■ AIM OF THE EXERCISE ■
Retype the material in full, keeping every word the same.

* begin DATA LISTING *

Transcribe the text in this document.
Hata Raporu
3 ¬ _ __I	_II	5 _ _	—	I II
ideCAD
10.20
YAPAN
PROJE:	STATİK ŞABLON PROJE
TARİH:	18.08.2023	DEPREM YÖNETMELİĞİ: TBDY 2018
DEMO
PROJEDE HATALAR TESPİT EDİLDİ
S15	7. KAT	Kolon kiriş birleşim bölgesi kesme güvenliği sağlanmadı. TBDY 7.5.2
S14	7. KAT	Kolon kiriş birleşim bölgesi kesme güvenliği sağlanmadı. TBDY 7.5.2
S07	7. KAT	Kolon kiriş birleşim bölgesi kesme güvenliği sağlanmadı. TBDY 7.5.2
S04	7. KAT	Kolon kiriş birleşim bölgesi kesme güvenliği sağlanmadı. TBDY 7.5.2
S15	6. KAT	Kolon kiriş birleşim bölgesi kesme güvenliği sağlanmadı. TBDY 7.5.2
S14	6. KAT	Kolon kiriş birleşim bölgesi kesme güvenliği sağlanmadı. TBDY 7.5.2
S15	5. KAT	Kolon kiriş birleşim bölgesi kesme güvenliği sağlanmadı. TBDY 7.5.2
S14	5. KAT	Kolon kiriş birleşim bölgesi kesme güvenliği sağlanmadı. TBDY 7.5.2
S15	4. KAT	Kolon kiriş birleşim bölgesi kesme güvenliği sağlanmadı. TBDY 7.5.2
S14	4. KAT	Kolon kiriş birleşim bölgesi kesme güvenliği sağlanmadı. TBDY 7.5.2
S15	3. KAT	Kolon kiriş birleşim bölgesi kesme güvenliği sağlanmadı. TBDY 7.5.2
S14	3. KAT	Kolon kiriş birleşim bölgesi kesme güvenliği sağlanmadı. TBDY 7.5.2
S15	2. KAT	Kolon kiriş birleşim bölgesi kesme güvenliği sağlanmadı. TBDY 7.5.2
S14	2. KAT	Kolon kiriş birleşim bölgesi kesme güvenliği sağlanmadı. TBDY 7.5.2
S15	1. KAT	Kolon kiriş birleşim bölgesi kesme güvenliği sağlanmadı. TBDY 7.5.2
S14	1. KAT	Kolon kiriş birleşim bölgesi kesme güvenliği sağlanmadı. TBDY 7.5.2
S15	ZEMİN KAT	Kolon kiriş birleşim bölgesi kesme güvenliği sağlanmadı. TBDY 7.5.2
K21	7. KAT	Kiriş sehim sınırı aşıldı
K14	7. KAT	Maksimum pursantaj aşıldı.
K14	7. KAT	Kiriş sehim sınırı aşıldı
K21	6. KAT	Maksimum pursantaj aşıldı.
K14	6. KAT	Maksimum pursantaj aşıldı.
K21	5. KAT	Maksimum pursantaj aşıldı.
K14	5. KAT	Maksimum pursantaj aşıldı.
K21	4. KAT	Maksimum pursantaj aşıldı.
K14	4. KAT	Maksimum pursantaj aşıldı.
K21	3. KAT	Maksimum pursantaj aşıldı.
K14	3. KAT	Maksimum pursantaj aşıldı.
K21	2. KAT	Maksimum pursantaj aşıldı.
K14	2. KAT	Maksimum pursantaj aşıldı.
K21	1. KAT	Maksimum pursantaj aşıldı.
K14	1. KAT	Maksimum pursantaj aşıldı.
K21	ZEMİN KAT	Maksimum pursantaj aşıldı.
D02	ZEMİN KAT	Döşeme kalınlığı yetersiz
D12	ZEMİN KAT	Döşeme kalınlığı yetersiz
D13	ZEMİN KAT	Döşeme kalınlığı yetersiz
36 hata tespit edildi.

* end DATA LISTING *

■ TASK SOLUTION ■
Transcribe the text in this document.
Hata Raporu
3 ¬ _ __I	_II	5 _ _	—	I II
ideCAD
10.20
YAPAN
PROJE:	STATİK ŞABLON PROJE
TARİH:	18.08.2023	DEPREM YÖNETMELİĞİ: TBDY 2018
DEMO
PROJEDE HATALAR TESPİT EDİLDİ
S15	7. KAT	Kolon kiriş birleşim bölgesi kesme güvenliği sağlanmadı. TBDY 7.5.2
S14	7. KAT	Kolon kiriş birleşim bölgesi kesme güvenliği sağlanmadı. TBDY 7.5.2
S07	7. KAT	Kolon kiriş birleşim bölgesi kesme güvenliği sağlanmadı. TBDY 7.5.2
S04	7. KAT	Kolon kiriş birleşim bölgesi kesme güvenliği sağlanmadı. TBDY 7.5.2
S15	6. KAT	Kolon kiriş birleşim bölgesi kesme güvenliği sağlanmadı. TBDY 7.5.2
S14	6. KAT	Kolon kiriş birleşim bölgesi kesme güvenliği sağlanmadı. TBDY 7.5.2
S15	5. KAT	Kolon kiriş birleşim bölgesi kesme güvenliği sağlanmadı. TBDY 7.5.2
S14	5. KAT	Kolon kiriş birleşim bölgesi kesme güvenliği sağlanmadı. TBDY 7.5.2
S15	4. KAT	Kolon kiriş birleşim bölgesi kesme güvenliği sağlanmadı. TBDY 7.5.2
S14	4. KAT	Kolon kiriş birleşim bölgesi kesme güvenliği sağlanmadı. TBDY 7.5.2
S15	3. KAT	Kolon kiriş birleşim bölgesi kesme güvenliği sağlanmadı. TBDY 7.5.2
S14	3. KAT	Kolon kiriş birleşim bölgesi kesme güvenliği sağlanmadı. TBDY 7.5.2
S15	2. KAT	Kolon kiriş birleşim bölgesi kesme güvenliği sağlanmadı. TBDY 7.5.2
S14	2. KAT	Kolon kiriş birleşim bölgesi kesme güvenliği sağlanmadı. TBDY 7.5.2
S15	1. KAT	Kolon kiriş birleşim bölgesi kesme güvenliği sağlanmadı. TBDY 7.5.2
S14	1. KAT	Kolon kiriş birleşim bölgesi kesme güvenliği sağlanmadı. TBDY 7.5.2
S15	ZEMİN KAT	Kolon kiriş birleşim bölgesi kesme güvenliği sağlanmadı. TBDY 7.5.2
K21	7. KAT	Kiriş sehim sınırı aşıldı
K14	7. KAT	Maksimum pursantaj aşıldı.
K14	7. KAT	Kiriş sehim sınırı aşıldı
K21	6. KAT	Maksimum pursantaj aşıldı.
K14	6. KAT	Maksimum pursantaj aşıldı.
K21	5. KAT	Maksimum pursantaj aşıldı.
K14	5. KAT	Maksimum pursantaj aşıldı.
K21	4. KAT	Maksimum pursantaj aşıldı.
K14	4. KAT	Maksimum pursantaj aşıldı.
K21	3. KAT	Maksimum pursantaj aşıldı.
K14	3. KAT	Maksimum pursantaj aşıldı.
K21	2. KAT	Maksimum pursantaj aşıldı.
K14	2. KAT	Maksimum pursantaj aşıldı.
K21	1. KAT	Maksimum pursantaj aşıldı.
K14	1. KAT	Maksimum pursantaj aşıldı.
K21	ZEMİN KAT	Maksimum pursantaj aşıldı.
D02	ZEMİN KAT	Döşeme kalınlığı yetersiz
D12	ZEMİN KAT	Döşeme kalınlığı yetersiz
D13	ZEMİN KAT	Döşeme kalınlığı yetersiz
36 hata tespit edildi.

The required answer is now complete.